### WHAT YOU WILL DO
Give the number of lines in the listing that hold the word "name". Write nothing but that number.

### Stored entries
— BEGIN —

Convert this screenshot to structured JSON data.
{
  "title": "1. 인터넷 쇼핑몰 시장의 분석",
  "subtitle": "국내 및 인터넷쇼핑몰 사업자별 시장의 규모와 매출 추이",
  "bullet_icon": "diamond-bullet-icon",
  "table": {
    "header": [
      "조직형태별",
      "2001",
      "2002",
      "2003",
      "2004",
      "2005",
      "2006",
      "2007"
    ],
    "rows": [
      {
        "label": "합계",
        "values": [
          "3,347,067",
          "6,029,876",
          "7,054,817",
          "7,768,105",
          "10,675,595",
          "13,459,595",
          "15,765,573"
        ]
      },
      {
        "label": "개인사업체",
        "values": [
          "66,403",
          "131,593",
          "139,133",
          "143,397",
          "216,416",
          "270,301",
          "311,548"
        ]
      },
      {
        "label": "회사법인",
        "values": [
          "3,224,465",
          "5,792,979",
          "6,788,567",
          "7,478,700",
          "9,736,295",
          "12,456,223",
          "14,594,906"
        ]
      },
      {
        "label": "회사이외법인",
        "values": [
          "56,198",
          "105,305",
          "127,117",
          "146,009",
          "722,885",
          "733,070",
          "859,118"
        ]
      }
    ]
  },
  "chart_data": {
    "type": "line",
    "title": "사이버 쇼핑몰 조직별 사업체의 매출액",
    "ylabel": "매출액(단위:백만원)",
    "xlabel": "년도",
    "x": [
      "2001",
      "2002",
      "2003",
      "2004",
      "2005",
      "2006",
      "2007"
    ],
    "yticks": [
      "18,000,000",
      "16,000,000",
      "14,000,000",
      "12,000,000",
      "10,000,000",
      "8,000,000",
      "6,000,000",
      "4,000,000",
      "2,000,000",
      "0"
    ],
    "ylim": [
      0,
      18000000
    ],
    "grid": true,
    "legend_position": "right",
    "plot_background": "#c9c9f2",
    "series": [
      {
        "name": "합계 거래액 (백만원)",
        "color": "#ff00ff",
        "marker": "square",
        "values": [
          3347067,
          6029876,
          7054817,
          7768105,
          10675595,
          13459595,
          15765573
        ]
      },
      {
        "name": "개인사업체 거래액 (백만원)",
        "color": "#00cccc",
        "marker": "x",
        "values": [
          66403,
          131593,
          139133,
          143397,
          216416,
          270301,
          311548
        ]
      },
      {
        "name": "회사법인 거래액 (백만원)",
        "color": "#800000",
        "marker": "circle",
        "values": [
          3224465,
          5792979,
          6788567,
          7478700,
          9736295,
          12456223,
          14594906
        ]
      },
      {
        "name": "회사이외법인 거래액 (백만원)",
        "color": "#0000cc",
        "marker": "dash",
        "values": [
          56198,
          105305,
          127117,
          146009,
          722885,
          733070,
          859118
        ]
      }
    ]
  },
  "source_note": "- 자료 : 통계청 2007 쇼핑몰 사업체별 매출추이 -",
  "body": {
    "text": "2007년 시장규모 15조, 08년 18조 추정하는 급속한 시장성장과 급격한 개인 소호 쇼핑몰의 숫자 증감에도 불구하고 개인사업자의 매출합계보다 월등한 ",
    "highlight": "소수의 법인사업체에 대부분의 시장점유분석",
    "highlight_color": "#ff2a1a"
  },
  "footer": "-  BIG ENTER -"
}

— END —

### TASK SOLUTION
4